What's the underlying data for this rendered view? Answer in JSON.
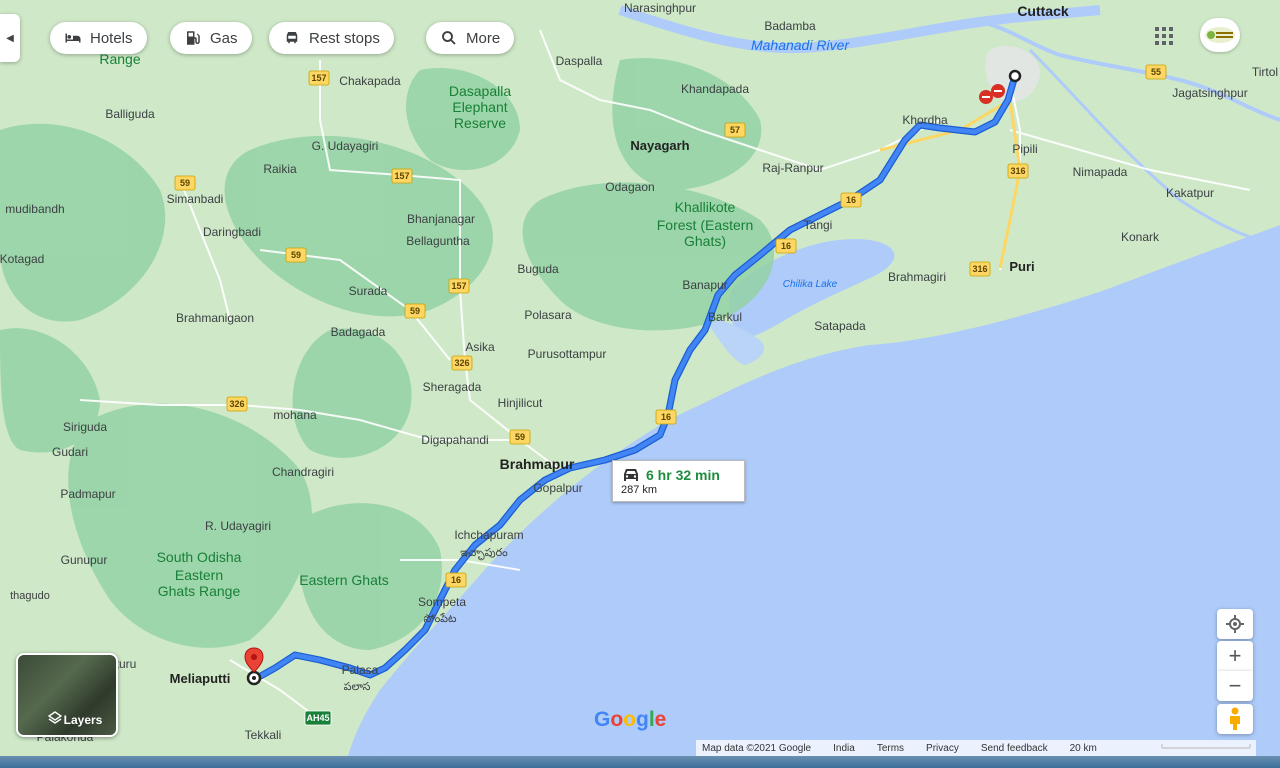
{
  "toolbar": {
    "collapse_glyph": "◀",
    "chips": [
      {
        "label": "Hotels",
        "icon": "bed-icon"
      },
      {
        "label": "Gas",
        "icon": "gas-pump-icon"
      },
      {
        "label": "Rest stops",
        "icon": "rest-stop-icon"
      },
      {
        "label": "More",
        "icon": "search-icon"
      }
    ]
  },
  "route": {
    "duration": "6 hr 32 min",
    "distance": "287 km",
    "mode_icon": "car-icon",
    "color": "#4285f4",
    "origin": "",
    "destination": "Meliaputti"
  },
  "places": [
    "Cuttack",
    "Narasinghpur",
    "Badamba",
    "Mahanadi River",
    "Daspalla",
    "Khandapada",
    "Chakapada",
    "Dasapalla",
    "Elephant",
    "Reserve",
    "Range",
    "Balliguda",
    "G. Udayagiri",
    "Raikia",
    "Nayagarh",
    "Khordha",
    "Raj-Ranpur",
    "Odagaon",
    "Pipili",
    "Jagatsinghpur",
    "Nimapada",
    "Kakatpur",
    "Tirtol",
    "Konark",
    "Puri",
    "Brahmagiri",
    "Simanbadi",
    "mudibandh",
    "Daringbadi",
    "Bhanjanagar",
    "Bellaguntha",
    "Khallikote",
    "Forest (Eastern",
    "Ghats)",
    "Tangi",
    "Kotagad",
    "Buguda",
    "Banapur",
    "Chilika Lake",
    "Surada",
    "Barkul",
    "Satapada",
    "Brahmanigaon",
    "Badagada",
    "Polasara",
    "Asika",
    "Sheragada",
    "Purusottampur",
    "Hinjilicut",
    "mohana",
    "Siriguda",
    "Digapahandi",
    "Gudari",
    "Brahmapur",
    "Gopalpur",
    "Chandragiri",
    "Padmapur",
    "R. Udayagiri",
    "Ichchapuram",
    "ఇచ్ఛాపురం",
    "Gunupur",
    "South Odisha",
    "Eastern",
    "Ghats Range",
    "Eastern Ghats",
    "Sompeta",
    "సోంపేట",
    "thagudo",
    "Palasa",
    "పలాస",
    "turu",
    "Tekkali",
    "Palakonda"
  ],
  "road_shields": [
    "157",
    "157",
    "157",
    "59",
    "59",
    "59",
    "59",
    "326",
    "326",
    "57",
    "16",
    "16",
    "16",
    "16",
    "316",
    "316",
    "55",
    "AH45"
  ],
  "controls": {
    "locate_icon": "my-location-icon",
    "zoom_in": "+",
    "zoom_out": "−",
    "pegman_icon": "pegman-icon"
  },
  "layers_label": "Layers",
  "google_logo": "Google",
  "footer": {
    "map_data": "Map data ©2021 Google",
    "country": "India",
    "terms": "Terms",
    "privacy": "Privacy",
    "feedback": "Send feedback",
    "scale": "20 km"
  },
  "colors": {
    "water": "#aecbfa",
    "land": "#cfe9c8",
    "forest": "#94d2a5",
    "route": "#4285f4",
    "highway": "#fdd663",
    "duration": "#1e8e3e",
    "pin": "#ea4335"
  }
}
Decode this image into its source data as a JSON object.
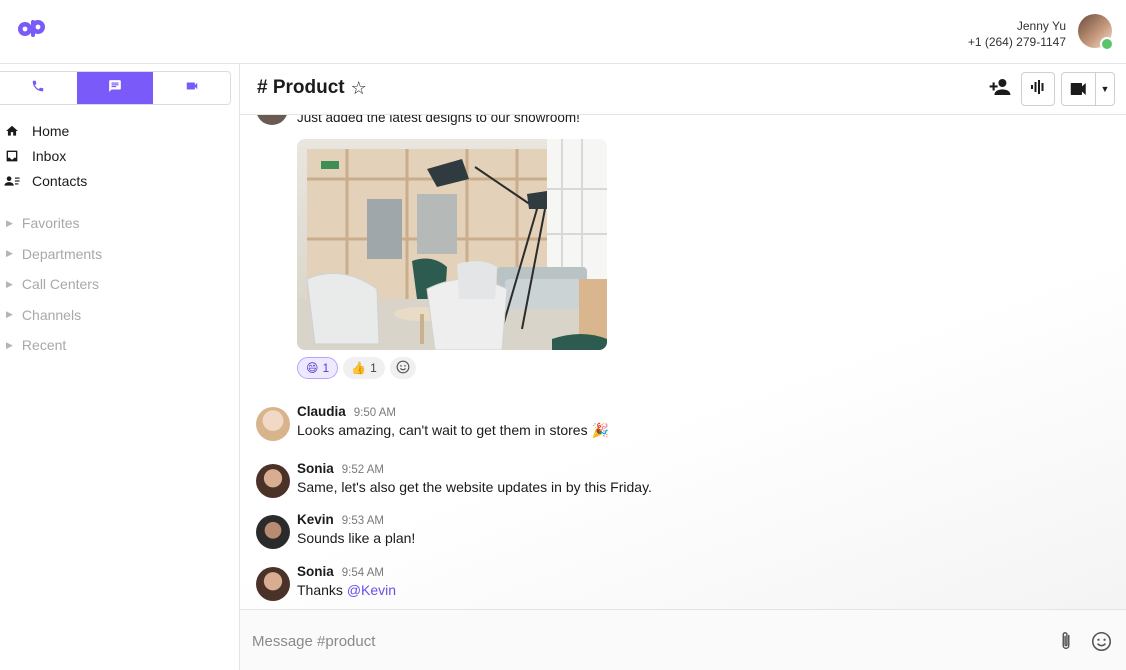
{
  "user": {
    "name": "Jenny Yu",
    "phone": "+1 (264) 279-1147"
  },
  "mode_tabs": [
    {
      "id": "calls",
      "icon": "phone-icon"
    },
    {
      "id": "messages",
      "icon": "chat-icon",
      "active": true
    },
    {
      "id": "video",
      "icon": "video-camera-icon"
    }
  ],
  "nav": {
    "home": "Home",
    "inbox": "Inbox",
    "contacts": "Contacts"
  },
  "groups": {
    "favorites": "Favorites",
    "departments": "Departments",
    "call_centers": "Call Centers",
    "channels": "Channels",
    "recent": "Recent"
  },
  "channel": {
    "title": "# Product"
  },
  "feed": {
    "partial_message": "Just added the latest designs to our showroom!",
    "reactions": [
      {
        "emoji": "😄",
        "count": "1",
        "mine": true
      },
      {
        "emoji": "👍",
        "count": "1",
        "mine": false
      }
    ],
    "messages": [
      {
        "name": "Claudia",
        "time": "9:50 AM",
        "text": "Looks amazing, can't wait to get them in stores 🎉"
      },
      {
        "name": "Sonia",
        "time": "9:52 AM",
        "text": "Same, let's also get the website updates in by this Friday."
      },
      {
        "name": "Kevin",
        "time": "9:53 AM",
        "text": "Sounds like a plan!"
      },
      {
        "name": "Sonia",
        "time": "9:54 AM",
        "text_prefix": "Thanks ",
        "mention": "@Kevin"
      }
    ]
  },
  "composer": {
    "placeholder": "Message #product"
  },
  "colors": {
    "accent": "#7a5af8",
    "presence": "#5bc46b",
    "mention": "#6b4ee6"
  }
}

● Instruction: Write out each line of the data that holds the string "name".

● Exercise solution:
    "name": "Jenny Yu",
        "name": "Claudia",
        "name": "Sonia",
        "name": "Kevin",
        "name": "Sonia",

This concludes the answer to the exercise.